Exercise goal: For the listing below, give the number of lines in which "予算決算委員会" occurs. Add nothing.

Stored records:
---+---
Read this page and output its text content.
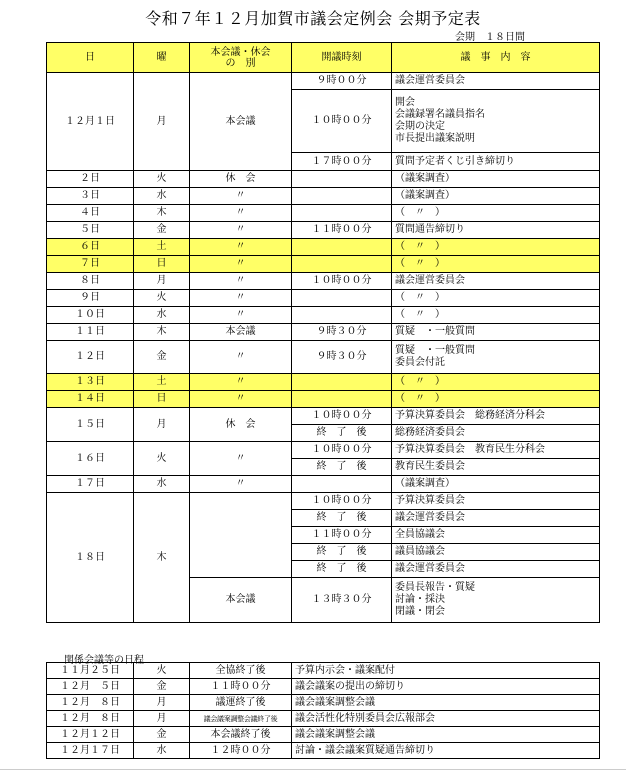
令和７年１２月加賀市議会定例会 会期予定表
会期　１８日間
日	曜	本会議・休会
の　別	開議時刻	議　事　内　容
１２月１日	月	本会議	９時００分	議会運営委員会
			１０時００分	開会
会議録署名議員指名
会期の決定
市長提出議案説明

			１７時００分	質問予定者くじ引き締切り
２日	火	休　会		（議案調査）
３日	水	〃		（議案調査）
４日	木	〃		（　〃　）
５日	金	〃	１１時００分	質問通告締切り
６日	土	〃		（　〃　）
７日	日	〃		（　〃　）
８日	月	〃	１０時００分	議会運営委員会
９日	火	〃		（　〃　）
１０日	水	〃		（　〃　）
１１日	木	本会議	９時３０分	質疑　・一般質問
１２日	金	〃	９時３０分	質疑　・一般質問
委員会付託

１３日	土	〃		（　〃　）
１４日	日	〃		（　〃　）
１５日	月	休　会	１０時００分	予算決算委員会　総務経済分科会
			終　了　後	総務経済委員会
１６日	火	〃	１０時００分	予算決算委員会　教育民生分科会
			終　了　後	教育民生委員会
１７日	水	〃		（議案調査）
１８日	木		１０時００分	予算決算委員会
			終　了　後	議会運営委員会
			１１時００分	全員協議会
			終　了　後	議員協議会
			終　了　後	議会運営委員会
		本会議	１３時３０分	委員長報告・質疑
討論・採決
閉議・閉会
関係会議等の日程
１１月２５日	火	全協終了後	予算内示会・議案配付
１２月　５日	金	１１時００分	議会議案の提出の締切り
１２月　８日	月	議運終了後	議会議案調整会議
１２月　８日	月	議会議案調整会議終了後	議会活性化特別委員会広報部会
１２月１２日	金	本会議終了後	議会議案調整会議
１２月１７日	水	１２時００分	討論・議会議案質疑通告締切り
---+---
Result of the task: 3